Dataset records

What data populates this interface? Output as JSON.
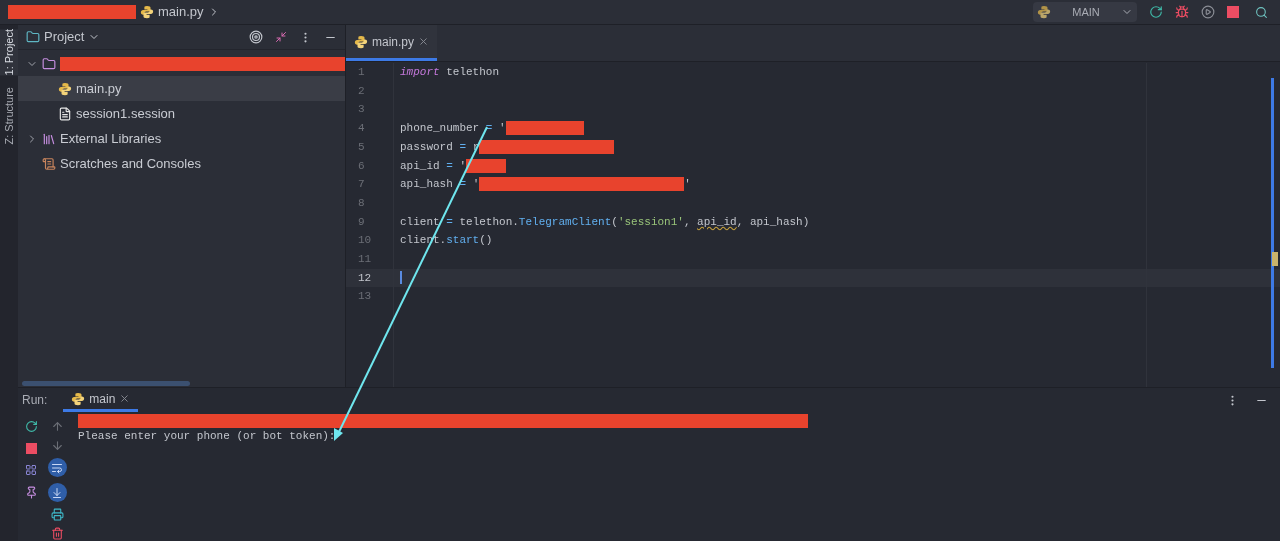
{
  "breadcrumb": {
    "segments": [
      {
        "kind": "redacted"
      },
      {
        "kind": "python",
        "label": "main.py"
      }
    ]
  },
  "run_config": {
    "label": "MAIN"
  },
  "side_tabs": [
    {
      "label": "1: Project",
      "selected": true
    },
    {
      "label": "Z: Structure",
      "selected": false
    }
  ],
  "project": {
    "title": "Project",
    "tree": [
      {
        "kind": "redacted",
        "expanded": true,
        "children": [
          {
            "kind": "python",
            "label": "main.py",
            "selected": true
          },
          {
            "kind": "file",
            "label": "session1.session",
            "selected": false
          }
        ]
      },
      {
        "kind": "library",
        "label": "External Libraries",
        "expanded": false
      },
      {
        "kind": "scratches",
        "label": "Scratches and Consoles"
      }
    ]
  },
  "editor": {
    "tabs": [
      {
        "label": "main.py",
        "selected": true
      }
    ],
    "lines": [
      {
        "number": "1",
        "selected": false,
        "segments": [
          {
            "kind": "keyword",
            "text": "import"
          },
          {
            "kind": "plain",
            "text": " telethon"
          }
        ]
      },
      {
        "number": "2",
        "selected": false
      },
      {
        "number": "3",
        "selected": false
      },
      {
        "number": "4",
        "selected": false,
        "segments": [
          {
            "kind": "plain",
            "text": "phone_number "
          },
          {
            "kind": "operator",
            "text": "="
          },
          {
            "kind": "plain",
            "text": " '"
          },
          {
            "kind": "redacted"
          }
        ]
      },
      {
        "number": "5",
        "selected": false,
        "segments": [
          {
            "kind": "plain",
            "text": "password "
          },
          {
            "kind": "operator",
            "text": "="
          },
          {
            "kind": "plain",
            "text": " r"
          },
          {
            "kind": "redacted"
          }
        ]
      },
      {
        "number": "6",
        "selected": false,
        "segments": [
          {
            "kind": "plain",
            "text": "api_id "
          },
          {
            "kind": "operator",
            "text": "="
          },
          {
            "kind": "plain",
            "text": " '"
          },
          {
            "kind": "redacted"
          }
        ]
      },
      {
        "number": "7",
        "selected": false,
        "segments": [
          {
            "kind": "plain",
            "text": "api_hash "
          },
          {
            "kind": "operator",
            "text": "="
          },
          {
            "kind": "plain",
            "text": " '"
          },
          {
            "kind": "redacted"
          },
          {
            "kind": "plain",
            "text": "'"
          }
        ]
      },
      {
        "number": "8",
        "selected": false
      },
      {
        "number": "9",
        "selected": false,
        "segments": [
          {
            "kind": "plain",
            "text": "client "
          },
          {
            "kind": "operator",
            "text": "="
          },
          {
            "kind": "plain",
            "text": " telethon."
          },
          {
            "kind": "function",
            "text": "TelegramClient"
          },
          {
            "kind": "plain",
            "text": "("
          },
          {
            "kind": "string",
            "text": "'session1'"
          },
          {
            "kind": "plain",
            "text": ", "
          },
          {
            "kind": "warning",
            "text": "api_id"
          },
          {
            "kind": "plain",
            "text": ", api_hash)"
          }
        ]
      },
      {
        "number": "10",
        "selected": false,
        "segments": [
          {
            "kind": "plain",
            "text": "client."
          },
          {
            "kind": "function",
            "text": "start"
          },
          {
            "kind": "plain",
            "text": "()"
          }
        ]
      },
      {
        "number": "11",
        "selected": false
      },
      {
        "number": "12",
        "selected": true
      },
      {
        "number": "13",
        "selected": false
      }
    ]
  },
  "run": {
    "label": "Run:",
    "tabs": [
      {
        "label": "main",
        "selected": true
      }
    ],
    "output": [
      {
        "kind": "redacted"
      },
      {
        "kind": "text",
        "text": "Please enter your phone (or bot token):"
      }
    ]
  }
}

* [Written task] Every record must be copied exactly, with images dropped from the result.

* [Finished exercise]
What data populates this interface? Output as JSON.
{
  "breadcrumb": {
    "segments": [
      {
        "kind": "redacted"
      },
      {
        "kind": "python",
        "label": "main.py"
      }
    ]
  },
  "run_config": {
    "label": "MAIN"
  },
  "side_tabs": [
    {
      "label": "1: Project",
      "selected": true
    },
    {
      "label": "Z: Structure",
      "selected": false
    }
  ],
  "project": {
    "title": "Project",
    "tree": [
      {
        "kind": "redacted",
        "expanded": true,
        "children": [
          {
            "kind": "python",
            "label": "main.py",
            "selected": true
          },
          {
            "kind": "file",
            "label": "session1.session",
            "selected": false
          }
        ]
      },
      {
        "kind": "library",
        "label": "External Libraries",
        "expanded": false
      },
      {
        "kind": "scratches",
        "label": "Scratches and Consoles"
      }
    ]
  },
  "editor": {
    "tabs": [
      {
        "label": "main.py",
        "selected": true
      }
    ],
    "lines": [
      {
        "number": "1",
        "selected": false,
        "segments": [
          {
            "kind": "keyword",
            "text": "import"
          },
          {
            "kind": "plain",
            "text": " telethon"
          }
        ]
      },
      {
        "number": "2",
        "selected": false
      },
      {
        "number": "3",
        "selected": false
      },
      {
        "number": "4",
        "selected": false,
        "segments": [
          {
            "kind": "plain",
            "text": "phone_number "
          },
          {
            "kind": "operator",
            "text": "="
          },
          {
            "kind": "plain",
            "text": " '"
          },
          {
            "kind": "redacted"
          }
        ]
      },
      {
        "number": "5",
        "selected": false,
        "segments": [
          {
            "kind": "plain",
            "text": "password "
          },
          {
            "kind": "operator",
            "text": "="
          },
          {
            "kind": "plain",
            "text": " r"
          },
          {
            "kind": "redacted"
          }
        ]
      },
      {
        "number": "6",
        "selected": false,
        "segments": [
          {
            "kind": "plain",
            "text": "api_id "
          },
          {
            "kind": "operator",
            "text": "="
          },
          {
            "kind": "plain",
            "text": " '"
          },
          {
            "kind": "redacted"
          }
        ]
      },
      {
        "number": "7",
        "selected": false,
        "segments": [
          {
            "kind": "plain",
            "text": "api_hash "
          },
          {
            "kind": "operator",
            "text": "="
          },
          {
            "kind": "plain",
            "text": " '"
          },
          {
            "kind": "redacted"
          },
          {
            "kind": "plain",
            "text": "'"
          }
        ]
      },
      {
        "number": "8",
        "selected": false
      },
      {
        "number": "9",
        "selected": false,
        "segments": [
          {
            "kind": "plain",
            "text": "client "
          },
          {
            "kind": "operator",
            "text": "="
          },
          {
            "kind": "plain",
            "text": " telethon."
          },
          {
            "kind": "function",
            "text": "TelegramClient"
          },
          {
            "kind": "plain",
            "text": "("
          },
          {
            "kind": "string",
            "text": "'session1'"
          },
          {
            "kind": "plain",
            "text": ", "
          },
          {
            "kind": "warning",
            "text": "api_id"
          },
          {
            "kind": "plain",
            "text": ", api_hash)"
          }
        ]
      },
      {
        "number": "10",
        "selected": false,
        "segments": [
          {
            "kind": "plain",
            "text": "client."
          },
          {
            "kind": "function",
            "text": "start"
          },
          {
            "kind": "plain",
            "text": "()"
          }
        ]
      },
      {
        "number": "11",
        "selected": false
      },
      {
        "number": "12",
        "selected": true
      },
      {
        "number": "13",
        "selected": false
      }
    ]
  },
  "run": {
    "label": "Run:",
    "tabs": [
      {
        "label": "main",
        "selected": true
      }
    ],
    "output": [
      {
        "kind": "redacted"
      },
      {
        "kind": "text",
        "text": "Please enter your phone (or bot token):"
      }
    ]
  }
}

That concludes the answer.